WHAT YOU NEED TO DO | Copy each line below that contains "алкогольная".
┄┄┄┄┄┄┄┄┄┄┄┄┄┄┄┄┄┄┄┄
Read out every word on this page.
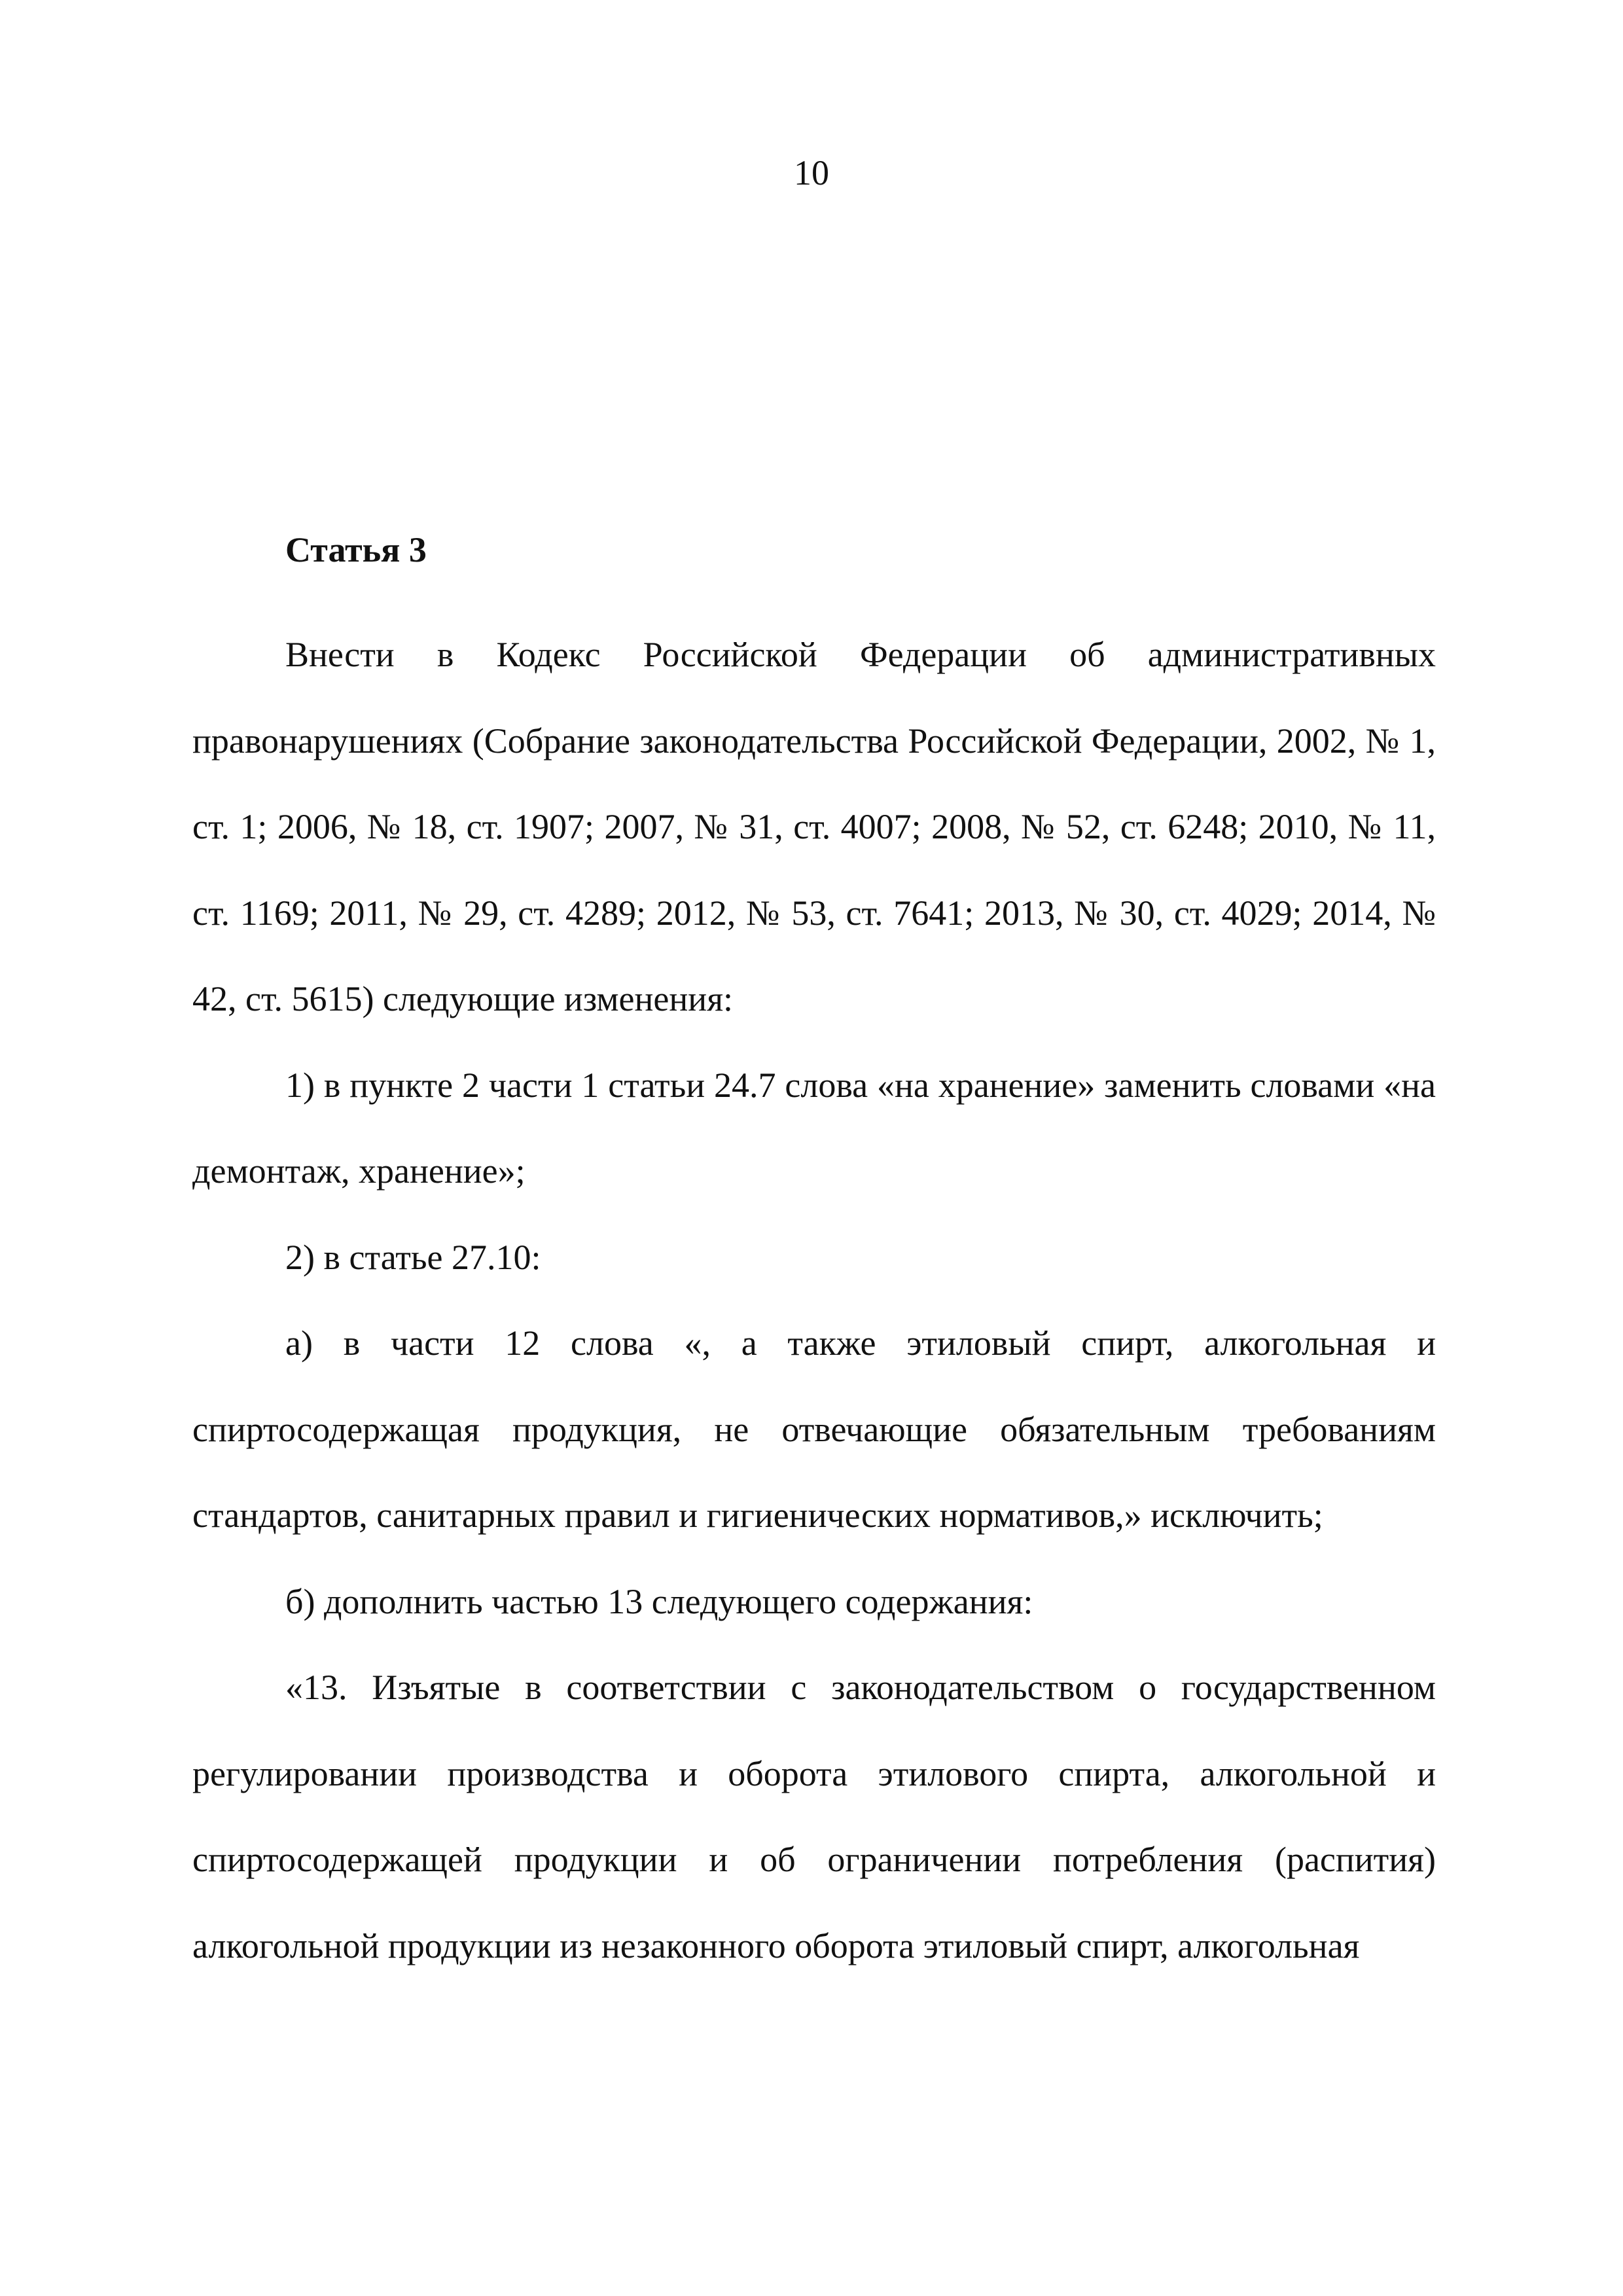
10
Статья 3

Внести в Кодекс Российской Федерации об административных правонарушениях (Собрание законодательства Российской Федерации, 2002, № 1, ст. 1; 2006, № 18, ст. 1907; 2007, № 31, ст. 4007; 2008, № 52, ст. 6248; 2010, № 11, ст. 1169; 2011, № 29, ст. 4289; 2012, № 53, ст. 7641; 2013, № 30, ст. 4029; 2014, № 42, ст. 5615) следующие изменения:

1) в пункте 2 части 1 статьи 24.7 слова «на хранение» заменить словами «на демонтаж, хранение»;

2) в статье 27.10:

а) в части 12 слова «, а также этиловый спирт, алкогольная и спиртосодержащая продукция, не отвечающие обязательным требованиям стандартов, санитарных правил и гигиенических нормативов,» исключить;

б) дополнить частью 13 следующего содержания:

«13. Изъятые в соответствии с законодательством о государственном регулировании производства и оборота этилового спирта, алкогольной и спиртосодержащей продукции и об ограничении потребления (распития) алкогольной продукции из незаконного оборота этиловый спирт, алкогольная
┄┄┄┄┄┄┄┄┄┄┄┄┄┄┄┄┄┄┄┄
FULL OUTPUT |
а) в части 12 слова «, а также этиловый спирт, алкогольная и спиртосодержащая продукция, не отвечающие обязательным требованиям стандартов, санитарных правил и гигиенических нормативов,» исключить;
«13. Изъятые в соответствии с законодательством о государственном регулировании производства и оборота этилового спирта, алкогольной и спиртосодержащей продукции и об ограничении потребления (распития) алкогольной продукции из незаконного оборота этиловый спирт, алкогольная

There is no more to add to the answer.